#### [TO DO]
What follows is a set of entries. Give them again exactly, without the pictures.

#### [EXERCISE MATERIALS]

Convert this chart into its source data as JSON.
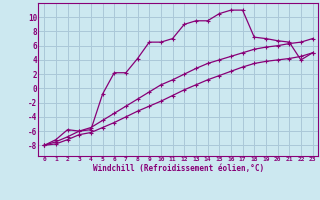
{
  "xlabel": "Windchill (Refroidissement éolien,°C)",
  "bg_color": "#cce8f0",
  "grid_color": "#aac8d8",
  "line_color": "#880077",
  "xlim": [
    -0.5,
    23.5
  ],
  "ylim": [
    -9.5,
    12.0
  ],
  "xticks": [
    0,
    1,
    2,
    3,
    4,
    5,
    6,
    7,
    8,
    9,
    10,
    11,
    12,
    13,
    14,
    15,
    16,
    17,
    18,
    19,
    20,
    21,
    22,
    23
  ],
  "yticks": [
    -8,
    -6,
    -4,
    -2,
    0,
    2,
    4,
    6,
    8,
    10
  ],
  "curve1_x": [
    0,
    1,
    2,
    3,
    4,
    5,
    6,
    7,
    8,
    9,
    10,
    11,
    12,
    13,
    14,
    15,
    16,
    17,
    18,
    19,
    20,
    21,
    22,
    23
  ],
  "curve1_y": [
    -8.0,
    -7.2,
    -5.8,
    -6.0,
    -5.8,
    -0.8,
    2.2,
    2.2,
    4.2,
    6.5,
    6.5,
    7.0,
    9.0,
    9.5,
    9.5,
    10.5,
    11.0,
    11.0,
    7.2,
    7.0,
    6.7,
    6.5,
    4.0,
    5.0
  ],
  "curve2_x": [
    0,
    1,
    2,
    3,
    4,
    5,
    6,
    7,
    8,
    9,
    10,
    11,
    12,
    13,
    14,
    15,
    16,
    17,
    18,
    19,
    20,
    21,
    22,
    23
  ],
  "curve2_y": [
    -8.0,
    -7.5,
    -6.8,
    -6.0,
    -5.5,
    -4.5,
    -3.5,
    -2.5,
    -1.5,
    -0.5,
    0.5,
    1.2,
    2.0,
    2.8,
    3.5,
    4.0,
    4.5,
    5.0,
    5.5,
    5.8,
    6.0,
    6.3,
    6.5,
    7.0
  ],
  "curve3_x": [
    0,
    1,
    2,
    3,
    4,
    5,
    6,
    7,
    8,
    9,
    10,
    11,
    12,
    13,
    14,
    15,
    16,
    17,
    18,
    19,
    20,
    21,
    22,
    23
  ],
  "curve3_y": [
    -8.0,
    -7.8,
    -7.2,
    -6.5,
    -6.2,
    -5.5,
    -4.8,
    -4.0,
    -3.2,
    -2.5,
    -1.8,
    -1.0,
    -0.2,
    0.5,
    1.2,
    1.8,
    2.4,
    3.0,
    3.5,
    3.8,
    4.0,
    4.2,
    4.5,
    5.0
  ]
}
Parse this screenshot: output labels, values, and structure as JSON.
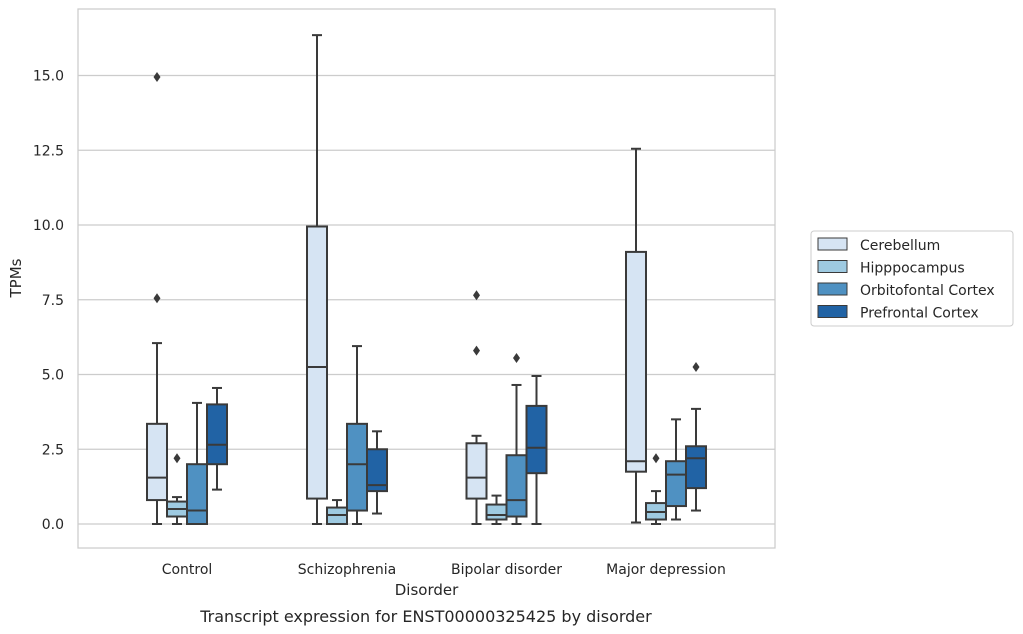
{
  "chart_data": {
    "type": "box",
    "xlabel": "Disorder",
    "ylabel": "TPMs",
    "caption": "Transcript expression for ENST00000325425 by disorder",
    "ylim": [
      -0.8,
      17.0
    ],
    "yticks": [
      "0.0",
      "2.5",
      "5.0",
      "7.5",
      "10.0",
      "12.5",
      "15.0"
    ],
    "ytick_values": [
      0,
      2.5,
      5,
      7.5,
      10,
      12.5,
      15
    ],
    "grid": "horizontal",
    "legend_position": "right",
    "categories": [
      "Control",
      "Schizophrenia",
      "Bipolar disorder",
      "Major depression"
    ],
    "series": [
      {
        "name": "Cerebellum",
        "color": "#d6e4f3",
        "boxes": [
          {
            "whislo": 0.0,
            "q1": 0.8,
            "med": 1.55,
            "q3": 3.35,
            "whishi": 6.05,
            "fliers": [
              7.55,
              14.95
            ]
          },
          {
            "whislo": 0.0,
            "q1": 0.85,
            "med": 5.25,
            "q3": 9.95,
            "whishi": 16.35,
            "fliers": []
          },
          {
            "whislo": 0.0,
            "q1": 0.85,
            "med": 1.55,
            "q3": 2.7,
            "whishi": 2.95,
            "fliers": [
              5.8,
              7.65
            ]
          },
          {
            "whislo": 0.05,
            "q1": 1.75,
            "med": 2.1,
            "q3": 9.1,
            "whishi": 12.55,
            "fliers": []
          }
        ]
      },
      {
        "name": "Hipppocampus",
        "color": "#9ecae1",
        "boxes": [
          {
            "whislo": 0.0,
            "q1": 0.25,
            "med": 0.5,
            "q3": 0.75,
            "whishi": 0.9,
            "fliers": [
              2.2
            ]
          },
          {
            "whislo": 0.0,
            "q1": 0.0,
            "med": 0.3,
            "q3": 0.55,
            "whishi": 0.8,
            "fliers": []
          },
          {
            "whislo": 0.0,
            "q1": 0.15,
            "med": 0.3,
            "q3": 0.65,
            "whishi": 0.95,
            "fliers": []
          },
          {
            "whislo": 0.0,
            "q1": 0.15,
            "med": 0.4,
            "q3": 0.7,
            "whishi": 1.1,
            "fliers": [
              2.2
            ]
          }
        ]
      },
      {
        "name": "Orbitofontal Cortex",
        "color": "#4f91c2",
        "boxes": [
          {
            "whislo": 0.0,
            "q1": 0.0,
            "med": 0.45,
            "q3": 2.0,
            "whishi": 4.05,
            "fliers": []
          },
          {
            "whislo": 0.0,
            "q1": 0.45,
            "med": 2.0,
            "q3": 3.35,
            "whishi": 5.95,
            "fliers": []
          },
          {
            "whislo": 0.0,
            "q1": 0.25,
            "med": 0.8,
            "q3": 2.3,
            "whishi": 4.65,
            "fliers": [
              5.55
            ]
          },
          {
            "whislo": 0.15,
            "q1": 0.6,
            "med": 1.65,
            "q3": 2.1,
            "whishi": 3.5,
            "fliers": []
          }
        ]
      },
      {
        "name": "Prefrontal Cortex",
        "color": "#2163a5",
        "boxes": [
          {
            "whislo": 1.15,
            "q1": 2.0,
            "med": 2.65,
            "q3": 4.0,
            "whishi": 4.55,
            "fliers": []
          },
          {
            "whislo": 0.35,
            "q1": 1.1,
            "med": 1.3,
            "q3": 2.5,
            "whishi": 3.1,
            "fliers": []
          },
          {
            "whislo": 0.0,
            "q1": 1.7,
            "med": 2.55,
            "q3": 3.95,
            "whishi": 4.95,
            "fliers": []
          },
          {
            "whislo": 0.45,
            "q1": 1.2,
            "med": 2.2,
            "q3": 2.6,
            "whishi": 3.85,
            "fliers": [
              5.25
            ]
          }
        ]
      }
    ]
  }
}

#### [WRITTEN RESPONSE]
Convert this chart into its source data as JSON.
{
  "xlabel": "Windchill (Refroidissement éolien,°C)",
  "bg_color": "#cce8f0",
  "grid_color": "#aac8d8",
  "line_color": "#880077",
  "xlim": [
    -0.5,
    23.5
  ],
  "ylim": [
    -9.5,
    12.0
  ],
  "xticks": [
    0,
    1,
    2,
    3,
    4,
    5,
    6,
    7,
    8,
    9,
    10,
    11,
    12,
    13,
    14,
    15,
    16,
    17,
    18,
    19,
    20,
    21,
    22,
    23
  ],
  "yticks": [
    -8,
    -6,
    -4,
    -2,
    0,
    2,
    4,
    6,
    8,
    10
  ],
  "curve1_x": [
    0,
    1,
    2,
    3,
    4,
    5,
    6,
    7,
    8,
    9,
    10,
    11,
    12,
    13,
    14,
    15,
    16,
    17,
    18,
    19,
    20,
    21,
    22,
    23
  ],
  "curve1_y": [
    -8.0,
    -7.2,
    -5.8,
    -6.0,
    -5.8,
    -0.8,
    2.2,
    2.2,
    4.2,
    6.5,
    6.5,
    7.0,
    9.0,
    9.5,
    9.5,
    10.5,
    11.0,
    11.0,
    7.2,
    7.0,
    6.7,
    6.5,
    4.0,
    5.0
  ],
  "curve2_x": [
    0,
    1,
    2,
    3,
    4,
    5,
    6,
    7,
    8,
    9,
    10,
    11,
    12,
    13,
    14,
    15,
    16,
    17,
    18,
    19,
    20,
    21,
    22,
    23
  ],
  "curve2_y": [
    -8.0,
    -7.5,
    -6.8,
    -6.0,
    -5.5,
    -4.5,
    -3.5,
    -2.5,
    -1.5,
    -0.5,
    0.5,
    1.2,
    2.0,
    2.8,
    3.5,
    4.0,
    4.5,
    5.0,
    5.5,
    5.8,
    6.0,
    6.3,
    6.5,
    7.0
  ],
  "curve3_x": [
    0,
    1,
    2,
    3,
    4,
    5,
    6,
    7,
    8,
    9,
    10,
    11,
    12,
    13,
    14,
    15,
    16,
    17,
    18,
    19,
    20,
    21,
    22,
    23
  ],
  "curve3_y": [
    -8.0,
    -7.8,
    -7.2,
    -6.5,
    -6.2,
    -5.5,
    -4.8,
    -4.0,
    -3.2,
    -2.5,
    -1.8,
    -1.0,
    -0.2,
    0.5,
    1.2,
    1.8,
    2.4,
    3.0,
    3.5,
    3.8,
    4.0,
    4.2,
    4.5,
    5.0
  ]
}
Parse this screenshot: output labels, values, and structure as JSON.
{
  "chart_data": {
    "type": "box",
    "xlabel": "Disorder",
    "ylabel": "TPMs",
    "caption": "Transcript expression for ENST00000325425 by disorder",
    "ylim": [
      -0.8,
      17.0
    ],
    "yticks": [
      "0.0",
      "2.5",
      "5.0",
      "7.5",
      "10.0",
      "12.5",
      "15.0"
    ],
    "ytick_values": [
      0,
      2.5,
      5,
      7.5,
      10,
      12.5,
      15
    ],
    "grid": "horizontal",
    "legend_position": "right",
    "categories": [
      "Control",
      "Schizophrenia",
      "Bipolar disorder",
      "Major depression"
    ],
    "series": [
      {
        "name": "Cerebellum",
        "color": "#d6e4f3",
        "boxes": [
          {
            "whislo": 0.0,
            "q1": 0.8,
            "med": 1.55,
            "q3": 3.35,
            "whishi": 6.05,
            "fliers": [
              7.55,
              14.95
            ]
          },
          {
            "whislo": 0.0,
            "q1": 0.85,
            "med": 5.25,
            "q3": 9.95,
            "whishi": 16.35,
            "fliers": []
          },
          {
            "whislo": 0.0,
            "q1": 0.85,
            "med": 1.55,
            "q3": 2.7,
            "whishi": 2.95,
            "fliers": [
              5.8,
              7.65
            ]
          },
          {
            "whislo": 0.05,
            "q1": 1.75,
            "med": 2.1,
            "q3": 9.1,
            "whishi": 12.55,
            "fliers": []
          }
        ]
      },
      {
        "name": "Hipppocampus",
        "color": "#9ecae1",
        "boxes": [
          {
            "whislo": 0.0,
            "q1": 0.25,
            "med": 0.5,
            "q3": 0.75,
            "whishi": 0.9,
            "fliers": [
              2.2
            ]
          },
          {
            "whislo": 0.0,
            "q1": 0.0,
            "med": 0.3,
            "q3": 0.55,
            "whishi": 0.8,
            "fliers": []
          },
          {
            "whislo": 0.0,
            "q1": 0.15,
            "med": 0.3,
            "q3": 0.65,
            "whishi": 0.95,
            "fliers": []
          },
          {
            "whislo": 0.0,
            "q1": 0.15,
            "med": 0.4,
            "q3": 0.7,
            "whishi": 1.1,
            "fliers": [
              2.2
            ]
          }
        ]
      },
      {
        "name": "Orbitofontal Cortex",
        "color": "#4f91c2",
        "boxes": [
          {
            "whislo": 0.0,
            "q1": 0.0,
            "med": 0.45,
            "q3": 2.0,
            "whishi": 4.05,
            "fliers": []
          },
          {
            "whislo": 0.0,
            "q1": 0.45,
            "med": 2.0,
            "q3": 3.35,
            "whishi": 5.95,
            "fliers": []
          },
          {
            "whislo": 0.0,
            "q1": 0.25,
            "med": 0.8,
            "q3": 2.3,
            "whishi": 4.65,
            "fliers": [
              5.55
            ]
          },
          {
            "whislo": 0.15,
            "q1": 0.6,
            "med": 1.65,
            "q3": 2.1,
            "whishi": 3.5,
            "fliers": []
          }
        ]
      },
      {
        "name": "Prefrontal Cortex",
        "color": "#2163a5",
        "boxes": [
          {
            "whislo": 1.15,
            "q1": 2.0,
            "med": 2.65,
            "q3": 4.0,
            "whishi": 4.55,
            "fliers": []
          },
          {
            "whislo": 0.35,
            "q1": 1.1,
            "med": 1.3,
            "q3": 2.5,
            "whishi": 3.1,
            "fliers": []
          },
          {
            "whislo": 0.0,
            "q1": 1.7,
            "med": 2.55,
            "q3": 3.95,
            "whishi": 4.95,
            "fliers": []
          },
          {
            "whislo": 0.45,
            "q1": 1.2,
            "med": 2.2,
            "q3": 2.6,
            "whishi": 3.85,
            "fliers": [
              5.25
            ]
          }
        ]
      }
    ]
  }
}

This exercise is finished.